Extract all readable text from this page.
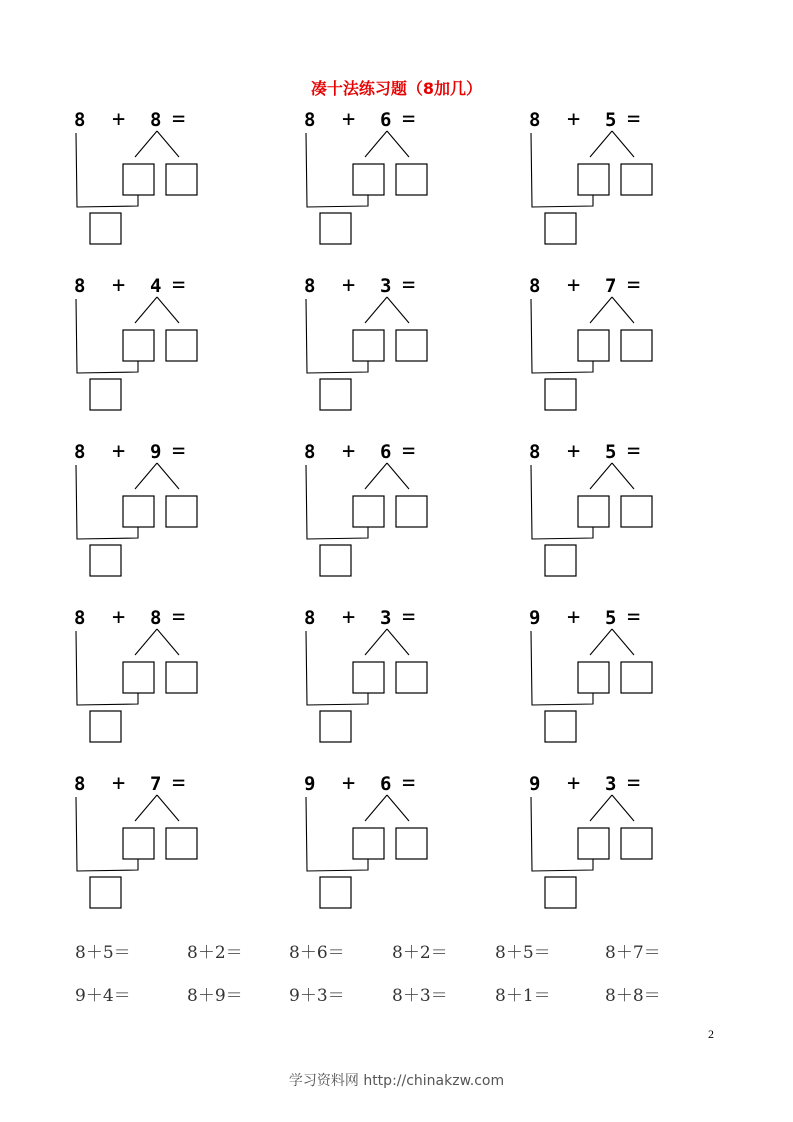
凑十法练习题（8加几）
8 + 8 =	8 + 6 =	8 + 5 =
8 + 4 =	8 + 3 =	8 + 7 =
8 + 9 =	8 + 6 =	8 + 5 =
8 + 8 =	8 + 3 =	9 + 5 =
8 + 7 =	9 + 6 =	9 + 3 =
8＋5＝	8＋2＝	8＋6＝	8＋2＝	8＋5＝	8＋7＝
9＋4＝	8＋9＝	9＋3＝	8＋3＝	8＋1＝	8＋8＝
2
学习资料网 http://chinakzw.com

### Short exercise
Write out the records above once more, word for word, with no pictures.

### Written answer
Extract all readable text from this page.
凑十法练习题（8加几）
8 + 8 =	8 + 6 =	8 + 5 =
8 + 4 =	8 + 3 =	8 + 7 =
8 + 9 =	8 + 6 =	8 + 5 =
8 + 8 =	8 + 3 =	9 + 5 =
8 + 7 =	9 + 6 =	9 + 3 =
8＋5＝	8＋2＝	8＋6＝	8＋2＝	8＋5＝	8＋7＝
9＋4＝	8＋9＝	9＋3＝	8＋3＝	8＋1＝	8＋8＝
2
学习资料网 http://chinakzw.com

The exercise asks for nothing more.